**Items:**
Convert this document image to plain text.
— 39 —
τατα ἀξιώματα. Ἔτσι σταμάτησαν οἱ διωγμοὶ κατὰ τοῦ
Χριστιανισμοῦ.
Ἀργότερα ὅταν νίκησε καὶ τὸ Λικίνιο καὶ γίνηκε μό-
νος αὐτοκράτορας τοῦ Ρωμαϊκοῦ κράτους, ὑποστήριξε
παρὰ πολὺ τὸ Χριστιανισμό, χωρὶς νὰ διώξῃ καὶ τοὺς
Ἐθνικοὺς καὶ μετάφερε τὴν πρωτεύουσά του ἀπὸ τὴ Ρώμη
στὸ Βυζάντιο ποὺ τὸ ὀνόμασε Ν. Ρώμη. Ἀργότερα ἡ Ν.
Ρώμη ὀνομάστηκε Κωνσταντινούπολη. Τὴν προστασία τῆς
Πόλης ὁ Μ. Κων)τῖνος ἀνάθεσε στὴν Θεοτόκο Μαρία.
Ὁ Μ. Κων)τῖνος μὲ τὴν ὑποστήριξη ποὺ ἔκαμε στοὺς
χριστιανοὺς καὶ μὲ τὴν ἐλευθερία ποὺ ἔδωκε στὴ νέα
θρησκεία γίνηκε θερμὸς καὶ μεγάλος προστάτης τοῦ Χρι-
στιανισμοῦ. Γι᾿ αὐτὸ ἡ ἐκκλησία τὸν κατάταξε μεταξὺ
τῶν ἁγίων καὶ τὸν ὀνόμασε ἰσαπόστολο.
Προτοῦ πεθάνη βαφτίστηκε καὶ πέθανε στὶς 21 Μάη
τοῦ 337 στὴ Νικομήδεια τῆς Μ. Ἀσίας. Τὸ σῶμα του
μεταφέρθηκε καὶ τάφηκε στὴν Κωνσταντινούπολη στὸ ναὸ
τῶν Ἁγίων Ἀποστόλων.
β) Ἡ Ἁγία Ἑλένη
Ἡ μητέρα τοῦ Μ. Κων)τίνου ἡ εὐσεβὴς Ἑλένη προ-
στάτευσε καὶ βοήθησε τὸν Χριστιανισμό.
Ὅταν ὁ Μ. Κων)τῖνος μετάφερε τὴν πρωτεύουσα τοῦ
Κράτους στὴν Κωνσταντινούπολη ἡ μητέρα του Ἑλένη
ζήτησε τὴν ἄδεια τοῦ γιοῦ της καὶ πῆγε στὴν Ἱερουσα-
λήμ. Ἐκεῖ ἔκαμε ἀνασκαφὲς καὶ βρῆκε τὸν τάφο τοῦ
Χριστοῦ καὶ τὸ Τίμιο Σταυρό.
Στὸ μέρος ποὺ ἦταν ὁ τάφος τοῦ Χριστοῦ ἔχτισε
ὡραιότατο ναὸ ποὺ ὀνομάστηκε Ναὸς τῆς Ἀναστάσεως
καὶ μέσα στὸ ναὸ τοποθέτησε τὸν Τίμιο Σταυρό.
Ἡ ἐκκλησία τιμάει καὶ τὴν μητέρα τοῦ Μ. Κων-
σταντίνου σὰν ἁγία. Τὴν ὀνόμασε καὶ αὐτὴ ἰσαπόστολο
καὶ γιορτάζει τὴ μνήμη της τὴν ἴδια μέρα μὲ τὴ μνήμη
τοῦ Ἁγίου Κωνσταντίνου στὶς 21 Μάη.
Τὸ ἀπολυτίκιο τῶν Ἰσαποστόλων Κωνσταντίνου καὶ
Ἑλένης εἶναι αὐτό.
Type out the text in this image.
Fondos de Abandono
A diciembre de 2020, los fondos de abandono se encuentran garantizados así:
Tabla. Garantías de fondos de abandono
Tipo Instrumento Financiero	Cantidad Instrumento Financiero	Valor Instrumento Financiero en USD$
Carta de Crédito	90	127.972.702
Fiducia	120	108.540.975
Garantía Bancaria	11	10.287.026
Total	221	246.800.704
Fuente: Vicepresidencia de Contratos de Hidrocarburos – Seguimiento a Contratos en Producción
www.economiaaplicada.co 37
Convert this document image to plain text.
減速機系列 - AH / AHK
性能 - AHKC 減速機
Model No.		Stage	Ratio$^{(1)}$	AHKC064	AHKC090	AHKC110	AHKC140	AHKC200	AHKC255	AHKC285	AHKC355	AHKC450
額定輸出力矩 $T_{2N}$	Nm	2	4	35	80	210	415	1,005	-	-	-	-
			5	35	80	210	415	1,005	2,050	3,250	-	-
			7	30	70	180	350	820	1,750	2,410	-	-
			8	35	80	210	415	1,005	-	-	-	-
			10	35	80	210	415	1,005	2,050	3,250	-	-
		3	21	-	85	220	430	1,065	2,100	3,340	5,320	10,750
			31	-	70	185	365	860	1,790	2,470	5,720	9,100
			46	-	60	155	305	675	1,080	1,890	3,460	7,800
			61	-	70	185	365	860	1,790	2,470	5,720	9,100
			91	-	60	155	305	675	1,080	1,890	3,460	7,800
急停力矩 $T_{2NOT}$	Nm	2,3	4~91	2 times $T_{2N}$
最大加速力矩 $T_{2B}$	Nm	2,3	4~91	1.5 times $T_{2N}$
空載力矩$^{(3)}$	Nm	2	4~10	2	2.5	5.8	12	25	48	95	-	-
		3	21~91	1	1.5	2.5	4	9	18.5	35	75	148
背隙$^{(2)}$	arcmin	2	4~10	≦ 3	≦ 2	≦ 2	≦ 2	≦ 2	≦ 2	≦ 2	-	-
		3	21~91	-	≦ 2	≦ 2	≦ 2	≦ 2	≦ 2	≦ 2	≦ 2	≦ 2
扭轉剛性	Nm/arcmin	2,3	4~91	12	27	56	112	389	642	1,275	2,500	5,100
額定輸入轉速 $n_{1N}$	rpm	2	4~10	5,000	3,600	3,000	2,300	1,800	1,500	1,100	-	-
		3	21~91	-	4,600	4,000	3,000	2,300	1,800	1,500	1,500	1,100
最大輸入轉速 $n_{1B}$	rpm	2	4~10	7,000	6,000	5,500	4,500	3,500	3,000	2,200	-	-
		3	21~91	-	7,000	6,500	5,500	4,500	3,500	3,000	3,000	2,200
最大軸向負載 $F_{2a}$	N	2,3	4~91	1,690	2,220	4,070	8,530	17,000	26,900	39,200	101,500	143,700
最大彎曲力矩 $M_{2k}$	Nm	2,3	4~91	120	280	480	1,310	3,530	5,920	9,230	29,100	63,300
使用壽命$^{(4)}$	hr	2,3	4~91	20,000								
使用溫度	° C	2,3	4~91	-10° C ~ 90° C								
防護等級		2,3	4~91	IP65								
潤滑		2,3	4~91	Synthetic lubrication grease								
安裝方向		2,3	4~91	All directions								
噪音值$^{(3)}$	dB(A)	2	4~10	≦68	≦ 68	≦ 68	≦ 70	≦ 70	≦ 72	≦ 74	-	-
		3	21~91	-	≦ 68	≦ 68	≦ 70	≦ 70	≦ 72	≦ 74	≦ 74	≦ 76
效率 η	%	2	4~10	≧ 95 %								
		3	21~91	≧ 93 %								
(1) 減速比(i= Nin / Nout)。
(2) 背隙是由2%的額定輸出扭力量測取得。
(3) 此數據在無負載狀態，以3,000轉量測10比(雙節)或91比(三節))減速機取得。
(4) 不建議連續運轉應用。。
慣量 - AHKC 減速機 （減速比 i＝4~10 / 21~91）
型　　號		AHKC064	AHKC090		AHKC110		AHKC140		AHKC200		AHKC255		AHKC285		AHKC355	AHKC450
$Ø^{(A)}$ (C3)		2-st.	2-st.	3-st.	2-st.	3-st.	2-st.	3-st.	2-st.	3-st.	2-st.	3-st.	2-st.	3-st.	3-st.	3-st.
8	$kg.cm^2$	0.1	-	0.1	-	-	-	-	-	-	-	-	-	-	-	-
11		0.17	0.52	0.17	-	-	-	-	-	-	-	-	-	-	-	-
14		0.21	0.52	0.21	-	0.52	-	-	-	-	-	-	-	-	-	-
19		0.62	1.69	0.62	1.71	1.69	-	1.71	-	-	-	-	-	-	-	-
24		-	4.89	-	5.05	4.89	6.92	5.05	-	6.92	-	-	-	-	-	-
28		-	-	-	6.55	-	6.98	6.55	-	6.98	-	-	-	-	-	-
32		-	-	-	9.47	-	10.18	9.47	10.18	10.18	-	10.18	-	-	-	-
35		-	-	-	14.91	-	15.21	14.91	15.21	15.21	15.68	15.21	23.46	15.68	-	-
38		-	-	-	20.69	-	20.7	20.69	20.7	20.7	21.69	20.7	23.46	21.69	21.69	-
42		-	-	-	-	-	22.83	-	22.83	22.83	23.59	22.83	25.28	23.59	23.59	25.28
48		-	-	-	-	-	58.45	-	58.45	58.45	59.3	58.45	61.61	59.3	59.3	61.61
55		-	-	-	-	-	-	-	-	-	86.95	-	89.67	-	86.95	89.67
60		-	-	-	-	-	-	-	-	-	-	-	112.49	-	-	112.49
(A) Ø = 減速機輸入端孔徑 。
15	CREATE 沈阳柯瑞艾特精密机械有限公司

**Exercise prompt:** Scan the material for lines with the word "ὀνομάστηκε", and copy each line you find.

**Solution to this problem:**
Ρώμη ὀνομάστηκε Κωνσταντινούπολη. Τὴν προστασία τῆς
ὡραιότατο ναὸ ποὺ ὀνομάστηκε Ναὸς τῆς Ἀναστάσεως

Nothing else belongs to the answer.